-- begin --

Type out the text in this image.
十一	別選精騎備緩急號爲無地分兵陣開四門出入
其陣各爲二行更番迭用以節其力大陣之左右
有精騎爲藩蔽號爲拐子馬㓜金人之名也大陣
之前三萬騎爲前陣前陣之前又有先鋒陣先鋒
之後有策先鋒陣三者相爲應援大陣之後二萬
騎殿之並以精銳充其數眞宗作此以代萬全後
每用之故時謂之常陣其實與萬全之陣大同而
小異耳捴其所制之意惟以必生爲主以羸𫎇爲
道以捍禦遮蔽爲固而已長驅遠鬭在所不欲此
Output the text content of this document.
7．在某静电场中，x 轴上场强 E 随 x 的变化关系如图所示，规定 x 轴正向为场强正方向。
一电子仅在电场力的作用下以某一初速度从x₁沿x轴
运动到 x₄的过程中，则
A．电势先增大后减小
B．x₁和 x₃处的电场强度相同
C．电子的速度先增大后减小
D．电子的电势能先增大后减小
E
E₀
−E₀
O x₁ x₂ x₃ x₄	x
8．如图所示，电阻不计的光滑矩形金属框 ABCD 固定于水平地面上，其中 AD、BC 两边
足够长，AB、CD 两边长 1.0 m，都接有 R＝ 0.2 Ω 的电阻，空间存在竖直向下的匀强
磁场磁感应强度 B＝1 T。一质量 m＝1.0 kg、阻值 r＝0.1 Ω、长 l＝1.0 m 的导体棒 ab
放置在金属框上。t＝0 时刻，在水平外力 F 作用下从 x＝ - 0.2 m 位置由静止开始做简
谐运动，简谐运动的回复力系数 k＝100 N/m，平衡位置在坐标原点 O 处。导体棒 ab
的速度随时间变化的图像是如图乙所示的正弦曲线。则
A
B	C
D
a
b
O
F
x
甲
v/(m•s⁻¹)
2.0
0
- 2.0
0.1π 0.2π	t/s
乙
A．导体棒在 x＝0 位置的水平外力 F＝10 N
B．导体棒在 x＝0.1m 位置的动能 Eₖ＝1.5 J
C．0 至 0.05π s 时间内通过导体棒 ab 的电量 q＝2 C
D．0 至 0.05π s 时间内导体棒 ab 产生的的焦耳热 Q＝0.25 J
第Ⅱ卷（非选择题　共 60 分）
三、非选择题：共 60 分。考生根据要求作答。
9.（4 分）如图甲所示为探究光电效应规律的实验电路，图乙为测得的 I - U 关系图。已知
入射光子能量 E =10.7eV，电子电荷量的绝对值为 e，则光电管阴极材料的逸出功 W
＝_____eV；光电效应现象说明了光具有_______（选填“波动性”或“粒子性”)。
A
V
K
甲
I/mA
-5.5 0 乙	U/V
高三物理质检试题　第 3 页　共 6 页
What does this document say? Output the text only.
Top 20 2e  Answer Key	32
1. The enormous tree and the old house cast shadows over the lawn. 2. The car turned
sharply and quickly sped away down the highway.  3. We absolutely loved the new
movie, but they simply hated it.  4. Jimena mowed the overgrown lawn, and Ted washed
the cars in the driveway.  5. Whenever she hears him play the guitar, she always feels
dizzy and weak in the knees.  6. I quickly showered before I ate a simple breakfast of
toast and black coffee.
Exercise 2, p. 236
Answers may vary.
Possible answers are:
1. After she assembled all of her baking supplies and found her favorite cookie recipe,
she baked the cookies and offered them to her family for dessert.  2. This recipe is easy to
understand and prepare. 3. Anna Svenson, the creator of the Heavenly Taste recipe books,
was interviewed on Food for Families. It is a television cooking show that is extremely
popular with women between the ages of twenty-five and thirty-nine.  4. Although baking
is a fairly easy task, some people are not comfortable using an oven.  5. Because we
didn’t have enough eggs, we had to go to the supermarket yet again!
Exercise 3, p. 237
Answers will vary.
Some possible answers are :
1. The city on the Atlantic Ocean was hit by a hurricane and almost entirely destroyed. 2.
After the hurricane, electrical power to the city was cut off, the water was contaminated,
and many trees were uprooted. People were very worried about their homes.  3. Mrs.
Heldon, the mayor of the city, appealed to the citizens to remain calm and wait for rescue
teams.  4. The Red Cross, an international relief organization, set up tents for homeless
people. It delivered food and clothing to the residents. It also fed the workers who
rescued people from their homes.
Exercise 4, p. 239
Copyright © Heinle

-- end --

→ OBJECTIVE: Repeat the data in its entirety, character for character.

→ OUTPUT FOR THIS TASK:
Type out the text in this image.
十一	別選精騎備緩急號爲無地分兵陣開四門出入
其陣各爲二行更番迭用以節其力大陣之左右
有精騎爲藩蔽號爲拐子馬㓜金人之名也大陣
之前三萬騎爲前陣前陣之前又有先鋒陣先鋒
之後有策先鋒陣三者相爲應援大陣之後二萬
騎殿之並以精銳充其數眞宗作此以代萬全後
每用之故時謂之常陣其實與萬全之陣大同而
小異耳捴其所制之意惟以必生爲主以羸𫎇爲
道以捍禦遮蔽爲固而已長驅遠鬭在所不欲此
Output the text content of this document.
7．在某静电场中，x 轴上场强 E 随 x 的变化关系如图所示，规定 x 轴正向为场强正方向。
一电子仅在电场力的作用下以某一初速度从x₁沿x轴
运动到 x₄的过程中，则
A．电势先增大后减小
B．x₁和 x₃处的电场强度相同
C．电子的速度先增大后减小
D．电子的电势能先增大后减小
E
E₀
−E₀
O x₁ x₂ x₃ x₄	x
8．如图所示，电阻不计的光滑矩形金属框 ABCD 固定于水平地面上，其中 AD、BC 两边
足够长，AB、CD 两边长 1.0 m，都接有 R＝ 0.2 Ω 的电阻，空间存在竖直向下的匀强
磁场磁感应强度 B＝1 T。一质量 m＝1.0 kg、阻值 r＝0.1 Ω、长 l＝1.0 m 的导体棒 ab
放置在金属框上。t＝0 时刻，在水平外力 F 作用下从 x＝ - 0.2 m 位置由静止开始做简
谐运动，简谐运动的回复力系数 k＝100 N/m，平衡位置在坐标原点 O 处。导体棒 ab
的速度随时间变化的图像是如图乙所示的正弦曲线。则
A
B	C
D
a
b
O
F
x
甲
v/(m•s⁻¹)
2.0
0
- 2.0
0.1π 0.2π	t/s
乙
A．导体棒在 x＝0 位置的水平外力 F＝10 N
B．导体棒在 x＝0.1m 位置的动能 Eₖ＝1.5 J
C．0 至 0.05π s 时间内通过导体棒 ab 的电量 q＝2 C
D．0 至 0.05π s 时间内导体棒 ab 产生的的焦耳热 Q＝0.25 J
第Ⅱ卷（非选择题　共 60 分）
三、非选择题：共 60 分。考生根据要求作答。
9.（4 分）如图甲所示为探究光电效应规律的实验电路，图乙为测得的 I - U 关系图。已知
入射光子能量 E =10.7eV，电子电荷量的绝对值为 e，则光电管阴极材料的逸出功 W
＝_____eV；光电效应现象说明了光具有_______（选填“波动性”或“粒子性”)。
A
V
K
甲
I/mA
-5.5 0 乙	U/V
高三物理质检试题　第 3 页　共 6 页
What does this document say? Output the text only.
Top 20 2e  Answer Key	32
1. The enormous tree and the old house cast shadows over the lawn. 2. The car turned
sharply and quickly sped away down the highway.  3. We absolutely loved the new
movie, but they simply hated it.  4. Jimena mowed the overgrown lawn, and Ted washed
the cars in the driveway.  5. Whenever she hears him play the guitar, she always feels
dizzy and weak in the knees.  6. I quickly showered before I ate a simple breakfast of
toast and black coffee.
Exercise 2, p. 236
Answers may vary.
Possible answers are:
1. After she assembled all of her baking supplies and found her favorite cookie recipe,
she baked the cookies and offered them to her family for dessert.  2. This recipe is easy to
understand and prepare. 3. Anna Svenson, the creator of the Heavenly Taste recipe books,
was interviewed on Food for Families. It is a television cooking show that is extremely
popular with women between the ages of twenty-five and thirty-nine.  4. Although baking
is a fairly easy task, some people are not comfortable using an oven.  5. Because we
didn’t have enough eggs, we had to go to the supermarket yet again!
Exercise 3, p. 237
Answers will vary.
Some possible answers are :
1. The city on the Atlantic Ocean was hit by a hurricane and almost entirely destroyed. 2.
After the hurricane, electrical power to the city was cut off, the water was contaminated,
and many trees were uprooted. People were very worried about their homes.  3. Mrs.
Heldon, the mayor of the city, appealed to the citizens to remain calm and wait for rescue
teams.  4. The Red Cross, an international relief organization, set up tents for homeless
people. It delivered food and clothing to the residents. It also fed the workers who
rescued people from their homes.
Exercise 4, p. 239
Copyright © Heinle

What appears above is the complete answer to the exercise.